Instructions to follow: Pictures do not belong in the copy; restate the records below word for word.
- - - - -
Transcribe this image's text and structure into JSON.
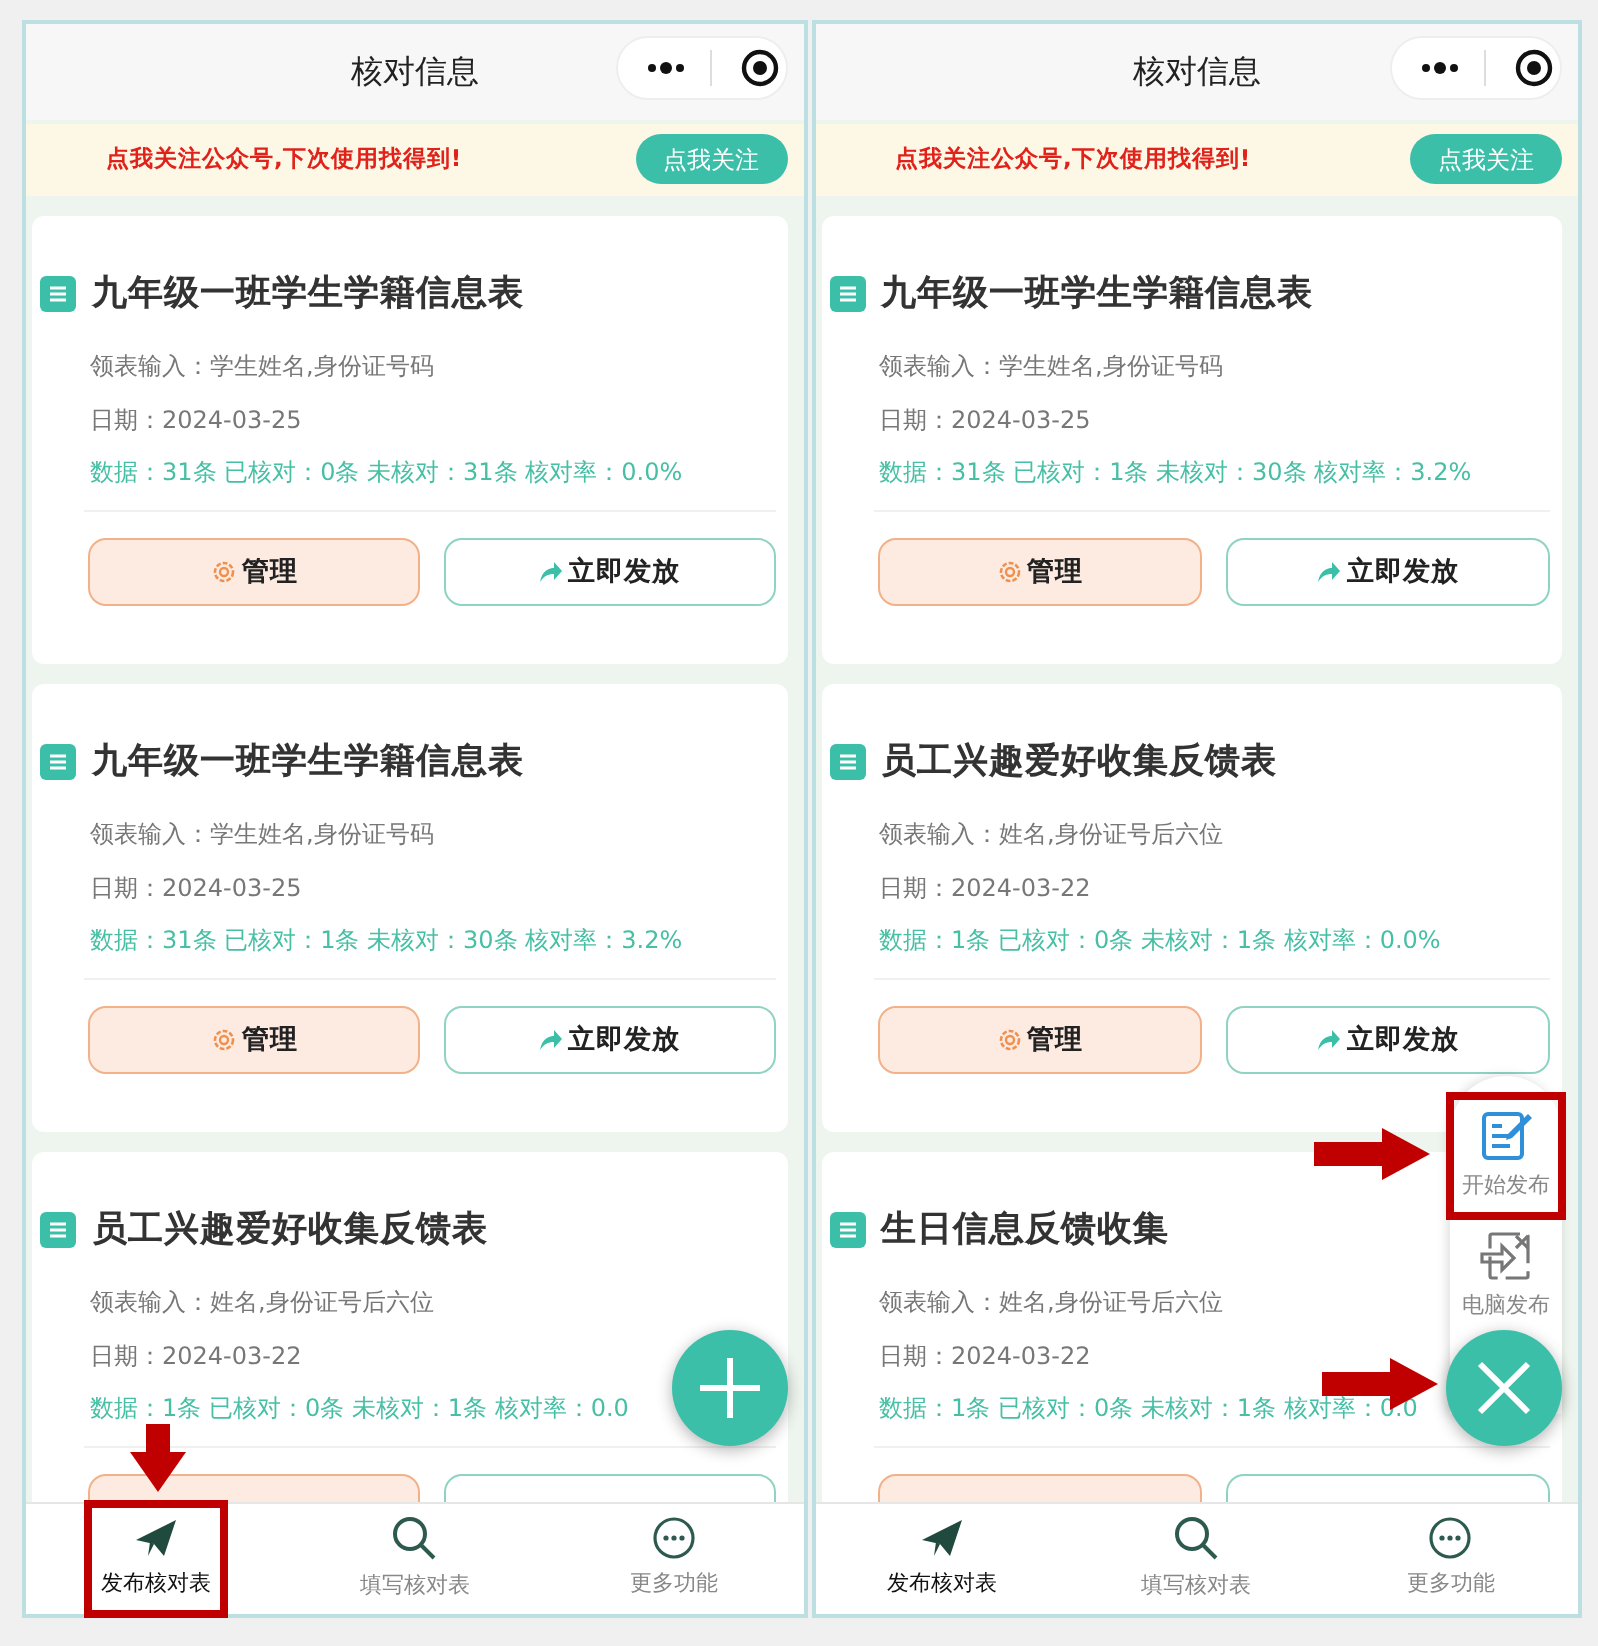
{
  "phones": [
    {
      "header": {
        "title": "核对信息"
      },
      "banner": {
        "text": "点我关注公众号,下次使用找得到!",
        "button": "点我关注"
      },
      "cards": [
        {
          "title": "九年级一班学生学籍信息表",
          "input": "领表输入：学生姓名,身份证号码",
          "date": "日期：2024-03-25",
          "stats": "数据：31条 已核对：0条 未核对：31条 核对率：0.0%",
          "buttons": [
            {
              "kind": "manage",
              "label": "管理"
            },
            {
              "kind": "publish",
              "label": "立即发放"
            }
          ]
        },
        {
          "title": "九年级一班学生学籍信息表",
          "input": "领表输入：学生姓名,身份证号码",
          "date": "日期：2024-03-25",
          "stats": "数据：31条 已核对：1条 未核对：30条 核对率：3.2%",
          "buttons": [
            {
              "kind": "manage",
              "label": "管理"
            },
            {
              "kind": "publish",
              "label": "立即发放"
            }
          ]
        },
        {
          "title": "员工兴趣爱好收集反馈表",
          "input": "领表输入：姓名,身份证号后六位",
          "date": "日期：2024-03-22",
          "stats": "数据：1条 已核对：0条 未核对：1条 核对率：0.0",
          "buttons": [
            {
              "kind": "manage"
            },
            {
              "kind": "publish"
            }
          ]
        }
      ],
      "fab": {
        "expanded": false,
        "pointed": false
      },
      "nav": [
        {
          "kind": "send",
          "label": "发布核对表",
          "selected": true,
          "highlighted": true,
          "pointed": true
        },
        {
          "kind": "search",
          "label": "填写核对表",
          "selected": false,
          "highlighted": false,
          "pointed": false
        },
        {
          "kind": "more",
          "label": "更多功能",
          "selected": false,
          "highlighted": false,
          "pointed": false
        }
      ]
    },
    {
      "header": {
        "title": "核对信息"
      },
      "banner": {
        "text": "点我关注公众号,下次使用找得到!",
        "button": "点我关注"
      },
      "cards": [
        {
          "title": "九年级一班学生学籍信息表",
          "input": "领表输入：学生姓名,身份证号码",
          "date": "日期：2024-03-25",
          "stats": "数据：31条 已核对：1条 未核对：30条 核对率：3.2%",
          "buttons": [
            {
              "kind": "manage",
              "label": "管理"
            },
            {
              "kind": "publish",
              "label": "立即发放"
            }
          ]
        },
        {
          "title": "员工兴趣爱好收集反馈表",
          "input": "领表输入：姓名,身份证号后六位",
          "date": "日期：2024-03-22",
          "stats": "数据：1条 已核对：0条 未核对：1条 核对率：0.0%",
          "buttons": [
            {
              "kind": "manage",
              "label": "管理"
            },
            {
              "kind": "publish",
              "label": "立即发放"
            }
          ]
        },
        {
          "title": "生日信息反馈收集",
          "input": "领表输入：姓名,身份证号后六位",
          "date": "日期：2024-03-22",
          "stats": "数据：1条 已核对：0条 未核对：1条 核对率：0.0",
          "buttons": [
            {
              "kind": "manage"
            },
            {
              "kind": "publish"
            }
          ]
        }
      ],
      "fab": {
        "expanded": true,
        "pointed": true,
        "menu": [
          {
            "kind": "edit",
            "label": "开始发布",
            "highlighted": true,
            "pointed": true
          },
          {
            "kind": "pc",
            "label": "电脑发布",
            "highlighted": false,
            "pointed": false
          }
        ]
      },
      "nav": [
        {
          "kind": "send",
          "label": "发布核对表",
          "selected": true,
          "highlighted": false,
          "pointed": false
        },
        {
          "kind": "search",
          "label": "填写核对表",
          "selected": false,
          "highlighted": false,
          "pointed": false
        },
        {
          "kind": "more",
          "label": "更多功能",
          "selected": false,
          "highlighted": false,
          "pointed": false
        }
      ]
    }
  ]
}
- - - - -
Answer to this problem:
Transcribe this image's text and structure into JSON.
{
  "phones": [
    {
      "header": {
        "title": "核对信息"
      },
      "banner": {
        "text": "点我关注公众号,下次使用找得到!",
        "button": "点我关注"
      },
      "cards": [
        {
          "title": "九年级一班学生学籍信息表",
          "input": "领表输入：学生姓名,身份证号码",
          "date": "日期：2024-03-25",
          "stats": "数据：31条 已核对：0条 未核对：31条 核对率：0.0%",
          "buttons": [
            {
              "kind": "manage",
              "label": "管理"
            },
            {
              "kind": "publish",
              "label": "立即发放"
            }
          ]
        },
        {
          "title": "九年级一班学生学籍信息表",
          "input": "领表输入：学生姓名,身份证号码",
          "date": "日期：2024-03-25",
          "stats": "数据：31条 已核对：1条 未核对：30条 核对率：3.2%",
          "buttons": [
            {
              "kind": "manage",
              "label": "管理"
            },
            {
              "kind": "publish",
              "label": "立即发放"
            }
          ]
        },
        {
          "title": "员工兴趣爱好收集反馈表",
          "input": "领表输入：姓名,身份证号后六位",
          "date": "日期：2024-03-22",
          "stats": "数据：1条 已核对：0条 未核对：1条 核对率：0.0",
          "buttons": [
            {
              "kind": "manage"
            },
            {
              "kind": "publish"
            }
          ]
        }
      ],
      "fab": {
        "expanded": false,
        "pointed": false
      },
      "nav": [
        {
          "kind": "send",
          "label": "发布核对表",
          "selected": true,
          "highlighted": true,
          "pointed": true
        },
        {
          "kind": "search",
          "label": "填写核对表",
          "selected": false,
          "highlighted": false,
          "pointed": false
        },
        {
          "kind": "more",
          "label": "更多功能",
          "selected": false,
          "highlighted": false,
          "pointed": false
        }
      ]
    },
    {
      "header": {
        "title": "核对信息"
      },
      "banner": {
        "text": "点我关注公众号,下次使用找得到!",
        "button": "点我关注"
      },
      "cards": [
        {
          "title": "九年级一班学生学籍信息表",
          "input": "领表输入：学生姓名,身份证号码",
          "date": "日期：2024-03-25",
          "stats": "数据：31条 已核对：1条 未核对：30条 核对率：3.2%",
          "buttons": [
            {
              "kind": "manage",
              "label": "管理"
            },
            {
              "kind": "publish",
              "label": "立即发放"
            }
          ]
        },
        {
          "title": "员工兴趣爱好收集反馈表",
          "input": "领表输入：姓名,身份证号后六位",
          "date": "日期：2024-03-22",
          "stats": "数据：1条 已核对：0条 未核对：1条 核对率：0.0%",
          "buttons": [
            {
              "kind": "manage",
              "label": "管理"
            },
            {
              "kind": "publish",
              "label": "立即发放"
            }
          ]
        },
        {
          "title": "生日信息反馈收集",
          "input": "领表输入：姓名,身份证号后六位",
          "date": "日期：2024-03-22",
          "stats": "数据：1条 已核对：0条 未核对：1条 核对率：0.0",
          "buttons": [
            {
              "kind": "manage"
            },
            {
              "kind": "publish"
            }
          ]
        }
      ],
      "fab": {
        "expanded": true,
        "pointed": true,
        "menu": [
          {
            "kind": "edit",
            "label": "开始发布",
            "highlighted": true,
            "pointed": true
          },
          {
            "kind": "pc",
            "label": "电脑发布",
            "highlighted": false,
            "pointed": false
          }
        ]
      },
      "nav": [
        {
          "kind": "send",
          "label": "发布核对表",
          "selected": true,
          "highlighted": false,
          "pointed": false
        },
        {
          "kind": "search",
          "label": "填写核对表",
          "selected": false,
          "highlighted": false,
          "pointed": false
        },
        {
          "kind": "more",
          "label": "更多功能",
          "selected": false,
          "highlighted": false,
          "pointed": false
        }
      ]
    }
  ]
}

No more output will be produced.